**EXCERPTED RECORDS**
## START

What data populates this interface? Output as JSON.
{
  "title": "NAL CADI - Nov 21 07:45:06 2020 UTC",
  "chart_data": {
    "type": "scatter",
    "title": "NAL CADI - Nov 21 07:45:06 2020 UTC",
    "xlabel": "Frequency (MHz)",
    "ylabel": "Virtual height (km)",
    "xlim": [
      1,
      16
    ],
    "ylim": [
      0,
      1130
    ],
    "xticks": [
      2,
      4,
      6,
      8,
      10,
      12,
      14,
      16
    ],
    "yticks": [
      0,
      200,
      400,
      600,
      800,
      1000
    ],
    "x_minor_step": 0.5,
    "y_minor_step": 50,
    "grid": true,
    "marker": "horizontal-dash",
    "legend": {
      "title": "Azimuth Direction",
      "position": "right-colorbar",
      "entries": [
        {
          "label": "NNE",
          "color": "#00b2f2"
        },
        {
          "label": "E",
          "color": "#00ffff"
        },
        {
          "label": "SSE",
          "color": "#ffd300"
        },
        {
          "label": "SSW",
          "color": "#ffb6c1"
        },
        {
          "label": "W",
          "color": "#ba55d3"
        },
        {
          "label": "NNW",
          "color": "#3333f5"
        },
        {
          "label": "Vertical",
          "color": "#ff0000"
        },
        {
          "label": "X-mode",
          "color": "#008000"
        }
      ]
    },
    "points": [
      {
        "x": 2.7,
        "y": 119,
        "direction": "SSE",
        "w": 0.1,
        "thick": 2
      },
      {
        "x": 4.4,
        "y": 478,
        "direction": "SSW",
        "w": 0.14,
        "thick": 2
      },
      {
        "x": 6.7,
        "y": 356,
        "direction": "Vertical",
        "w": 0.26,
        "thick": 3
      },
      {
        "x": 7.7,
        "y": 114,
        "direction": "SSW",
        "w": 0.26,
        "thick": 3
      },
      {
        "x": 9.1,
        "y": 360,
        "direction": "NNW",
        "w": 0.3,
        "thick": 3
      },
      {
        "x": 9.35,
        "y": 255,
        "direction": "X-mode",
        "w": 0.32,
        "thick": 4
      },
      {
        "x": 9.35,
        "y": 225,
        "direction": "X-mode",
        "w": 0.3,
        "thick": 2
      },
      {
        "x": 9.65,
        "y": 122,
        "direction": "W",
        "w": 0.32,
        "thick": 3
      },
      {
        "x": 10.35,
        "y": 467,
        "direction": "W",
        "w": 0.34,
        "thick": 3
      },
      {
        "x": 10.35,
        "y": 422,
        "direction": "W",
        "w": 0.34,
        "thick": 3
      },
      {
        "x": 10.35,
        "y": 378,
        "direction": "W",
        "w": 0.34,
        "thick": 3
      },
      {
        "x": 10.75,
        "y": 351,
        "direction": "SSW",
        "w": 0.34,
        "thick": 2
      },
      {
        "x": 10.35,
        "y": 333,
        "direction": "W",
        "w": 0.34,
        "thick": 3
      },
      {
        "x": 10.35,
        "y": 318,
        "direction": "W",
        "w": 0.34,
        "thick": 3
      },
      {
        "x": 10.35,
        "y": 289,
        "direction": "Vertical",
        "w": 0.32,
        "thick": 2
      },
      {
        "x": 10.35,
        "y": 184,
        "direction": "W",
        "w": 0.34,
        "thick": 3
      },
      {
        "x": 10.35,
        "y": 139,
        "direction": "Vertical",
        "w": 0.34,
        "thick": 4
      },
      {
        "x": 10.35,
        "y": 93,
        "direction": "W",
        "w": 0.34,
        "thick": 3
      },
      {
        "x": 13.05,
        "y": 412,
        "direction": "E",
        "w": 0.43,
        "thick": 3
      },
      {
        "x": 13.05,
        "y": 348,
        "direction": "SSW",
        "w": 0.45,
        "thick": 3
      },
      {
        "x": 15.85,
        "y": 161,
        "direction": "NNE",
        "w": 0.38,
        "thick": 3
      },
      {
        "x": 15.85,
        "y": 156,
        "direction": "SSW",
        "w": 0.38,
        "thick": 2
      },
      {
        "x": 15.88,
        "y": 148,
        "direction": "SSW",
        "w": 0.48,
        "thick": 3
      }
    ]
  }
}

## END

**AIM**
Quote the material exactly, leaving nothing out.

**FULL OUTPUT**
What data populates this interface? Output as JSON.
{
  "title": "NAL CADI - Nov 21 07:45:06 2020 UTC",
  "chart_data": {
    "type": "scatter",
    "title": "NAL CADI - Nov 21 07:45:06 2020 UTC",
    "xlabel": "Frequency (MHz)",
    "ylabel": "Virtual height (km)",
    "xlim": [
      1,
      16
    ],
    "ylim": [
      0,
      1130
    ],
    "xticks": [
      2,
      4,
      6,
      8,
      10,
      12,
      14,
      16
    ],
    "yticks": [
      0,
      200,
      400,
      600,
      800,
      1000
    ],
    "x_minor_step": 0.5,
    "y_minor_step": 50,
    "grid": true,
    "marker": "horizontal-dash",
    "legend": {
      "title": "Azimuth Direction",
      "position": "right-colorbar",
      "entries": [
        {
          "label": "NNE",
          "color": "#00b2f2"
        },
        {
          "label": "E",
          "color": "#00ffff"
        },
        {
          "label": "SSE",
          "color": "#ffd300"
        },
        {
          "label": "SSW",
          "color": "#ffb6c1"
        },
        {
          "label": "W",
          "color": "#ba55d3"
        },
        {
          "label": "NNW",
          "color": "#3333f5"
        },
        {
          "label": "Vertical",
          "color": "#ff0000"
        },
        {
          "label": "X-mode",
          "color": "#008000"
        }
      ]
    },
    "points": [
      {
        "x": 2.7,
        "y": 119,
        "direction": "SSE",
        "w": 0.1,
        "thick": 2
      },
      {
        "x": 4.4,
        "y": 478,
        "direction": "SSW",
        "w": 0.14,
        "thick": 2
      },
      {
        "x": 6.7,
        "y": 356,
        "direction": "Vertical",
        "w": 0.26,
        "thick": 3
      },
      {
        "x": 7.7,
        "y": 114,
        "direction": "SSW",
        "w": 0.26,
        "thick": 3
      },
      {
        "x": 9.1,
        "y": 360,
        "direction": "NNW",
        "w": 0.3,
        "thick": 3
      },
      {
        "x": 9.35,
        "y": 255,
        "direction": "X-mode",
        "w": 0.32,
        "thick": 4
      },
      {
        "x": 9.35,
        "y": 225,
        "direction": "X-mode",
        "w": 0.3,
        "thick": 2
      },
      {
        "x": 9.65,
        "y": 122,
        "direction": "W",
        "w": 0.32,
        "thick": 3
      },
      {
        "x": 10.35,
        "y": 467,
        "direction": "W",
        "w": 0.34,
        "thick": 3
      },
      {
        "x": 10.35,
        "y": 422,
        "direction": "W",
        "w": 0.34,
        "thick": 3
      },
      {
        "x": 10.35,
        "y": 378,
        "direction": "W",
        "w": 0.34,
        "thick": 3
      },
      {
        "x": 10.75,
        "y": 351,
        "direction": "SSW",
        "w": 0.34,
        "thick": 2
      },
      {
        "x": 10.35,
        "y": 333,
        "direction": "W",
        "w": 0.34,
        "thick": 3
      },
      {
        "x": 10.35,
        "y": 318,
        "direction": "W",
        "w": 0.34,
        "thick": 3
      },
      {
        "x": 10.35,
        "y": 289,
        "direction": "Vertical",
        "w": 0.32,
        "thick": 2
      },
      {
        "x": 10.35,
        "y": 184,
        "direction": "W",
        "w": 0.34,
        "thick": 3
      },
      {
        "x": 10.35,
        "y": 139,
        "direction": "Vertical",
        "w": 0.34,
        "thick": 4
      },
      {
        "x": 10.35,
        "y": 93,
        "direction": "W",
        "w": 0.34,
        "thick": 3
      },
      {
        "x": 13.05,
        "y": 412,
        "direction": "E",
        "w": 0.43,
        "thick": 3
      },
      {
        "x": 13.05,
        "y": 348,
        "direction": "SSW",
        "w": 0.45,
        "thick": 3
      },
      {
        "x": 15.85,
        "y": 161,
        "direction": "NNE",
        "w": 0.38,
        "thick": 3
      },
      {
        "x": 15.85,
        "y": 156,
        "direction": "SSW",
        "w": 0.38,
        "thick": 2
      },
      {
        "x": 15.88,
        "y": 148,
        "direction": "SSW",
        "w": 0.48,
        "thick": 3
      }
    ]
  }
}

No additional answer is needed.